* Objective
Without omitting anything, return the records precisely as given.
— Start of Material shown —
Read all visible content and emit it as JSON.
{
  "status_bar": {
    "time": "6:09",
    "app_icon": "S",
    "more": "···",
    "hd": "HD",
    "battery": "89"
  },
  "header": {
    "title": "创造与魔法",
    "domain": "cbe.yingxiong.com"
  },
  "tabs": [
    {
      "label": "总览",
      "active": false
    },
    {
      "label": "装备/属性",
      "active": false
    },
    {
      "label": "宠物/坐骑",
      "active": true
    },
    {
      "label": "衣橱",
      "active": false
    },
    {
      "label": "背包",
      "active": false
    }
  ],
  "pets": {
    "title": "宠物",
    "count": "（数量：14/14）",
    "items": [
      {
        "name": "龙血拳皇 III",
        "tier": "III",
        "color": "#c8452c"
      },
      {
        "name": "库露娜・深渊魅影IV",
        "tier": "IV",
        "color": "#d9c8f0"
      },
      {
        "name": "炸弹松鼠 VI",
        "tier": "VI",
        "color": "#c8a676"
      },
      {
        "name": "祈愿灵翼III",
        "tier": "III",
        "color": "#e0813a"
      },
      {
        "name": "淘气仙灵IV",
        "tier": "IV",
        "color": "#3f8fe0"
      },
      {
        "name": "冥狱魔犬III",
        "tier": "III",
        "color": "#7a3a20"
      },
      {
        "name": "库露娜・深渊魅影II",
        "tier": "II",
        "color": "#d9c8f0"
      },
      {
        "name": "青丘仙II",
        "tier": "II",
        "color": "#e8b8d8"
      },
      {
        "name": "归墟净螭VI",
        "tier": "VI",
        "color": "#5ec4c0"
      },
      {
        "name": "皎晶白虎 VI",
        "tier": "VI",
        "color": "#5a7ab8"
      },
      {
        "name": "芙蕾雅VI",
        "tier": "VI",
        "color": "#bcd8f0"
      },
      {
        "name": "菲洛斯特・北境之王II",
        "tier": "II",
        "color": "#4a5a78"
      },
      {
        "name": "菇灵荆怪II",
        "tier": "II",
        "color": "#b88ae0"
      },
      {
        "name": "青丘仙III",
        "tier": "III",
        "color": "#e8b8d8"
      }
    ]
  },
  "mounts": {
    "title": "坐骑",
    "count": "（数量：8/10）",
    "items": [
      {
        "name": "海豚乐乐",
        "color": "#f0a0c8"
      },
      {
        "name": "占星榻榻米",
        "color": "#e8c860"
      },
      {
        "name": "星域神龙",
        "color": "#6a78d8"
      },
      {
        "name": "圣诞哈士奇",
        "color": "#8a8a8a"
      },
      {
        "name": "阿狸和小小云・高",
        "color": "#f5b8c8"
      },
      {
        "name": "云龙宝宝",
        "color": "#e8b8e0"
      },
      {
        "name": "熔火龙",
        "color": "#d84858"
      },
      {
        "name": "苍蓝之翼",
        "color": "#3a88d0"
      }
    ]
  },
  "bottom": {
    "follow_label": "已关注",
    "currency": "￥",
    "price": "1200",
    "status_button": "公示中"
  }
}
— End of Material shown —
* Response
Read all visible content and emit it as JSON.
{
  "status_bar": {
    "time": "6:09",
    "app_icon": "S",
    "more": "···",
    "hd": "HD",
    "battery": "89"
  },
  "header": {
    "title": "创造与魔法",
    "domain": "cbe.yingxiong.com"
  },
  "tabs": [
    {
      "label": "总览",
      "active": false
    },
    {
      "label": "装备/属性",
      "active": false
    },
    {
      "label": "宠物/坐骑",
      "active": true
    },
    {
      "label": "衣橱",
      "active": false
    },
    {
      "label": "背包",
      "active": false
    }
  ],
  "pets": {
    "title": "宠物",
    "count": "（数量：14/14）",
    "items": [
      {
        "name": "龙血拳皇 III",
        "tier": "III",
        "color": "#c8452c"
      },
      {
        "name": "库露娜・深渊魅影IV",
        "tier": "IV",
        "color": "#d9c8f0"
      },
      {
        "name": "炸弹松鼠 VI",
        "tier": "VI",
        "color": "#c8a676"
      },
      {
        "name": "祈愿灵翼III",
        "tier": "III",
        "color": "#e0813a"
      },
      {
        "name": "淘气仙灵IV",
        "tier": "IV",
        "color": "#3f8fe0"
      },
      {
        "name": "冥狱魔犬III",
        "tier": "III",
        "color": "#7a3a20"
      },
      {
        "name": "库露娜・深渊魅影II",
        "tier": "II",
        "color": "#d9c8f0"
      },
      {
        "name": "青丘仙II",
        "tier": "II",
        "color": "#e8b8d8"
      },
      {
        "name": "归墟净螭VI",
        "tier": "VI",
        "color": "#5ec4c0"
      },
      {
        "name": "皎晶白虎 VI",
        "tier": "VI",
        "color": "#5a7ab8"
      },
      {
        "name": "芙蕾雅VI",
        "tier": "VI",
        "color": "#bcd8f0"
      },
      {
        "name": "菲洛斯特・北境之王II",
        "tier": "II",
        "color": "#4a5a78"
      },
      {
        "name": "菇灵荆怪II",
        "tier": "II",
        "color": "#b88ae0"
      },
      {
        "name": "青丘仙III",
        "tier": "III",
        "color": "#e8b8d8"
      }
    ]
  },
  "mounts": {
    "title": "坐骑",
    "count": "（数量：8/10）",
    "items": [
      {
        "name": "海豚乐乐",
        "color": "#f0a0c8"
      },
      {
        "name": "占星榻榻米",
        "color": "#e8c860"
      },
      {
        "name": "星域神龙",
        "color": "#6a78d8"
      },
      {
        "name": "圣诞哈士奇",
        "color": "#8a8a8a"
      },
      {
        "name": "阿狸和小小云・高",
        "color": "#f5b8c8"
      },
      {
        "name": "云龙宝宝",
        "color": "#e8b8e0"
      },
      {
        "name": "熔火龙",
        "color": "#d84858"
      },
      {
        "name": "苍蓝之翼",
        "color": "#3a88d0"
      }
    ]
  },
  "bottom": {
    "follow_label": "已关注",
    "currency": "￥",
    "price": "1200",
    "status_button": "公示中"
  }
}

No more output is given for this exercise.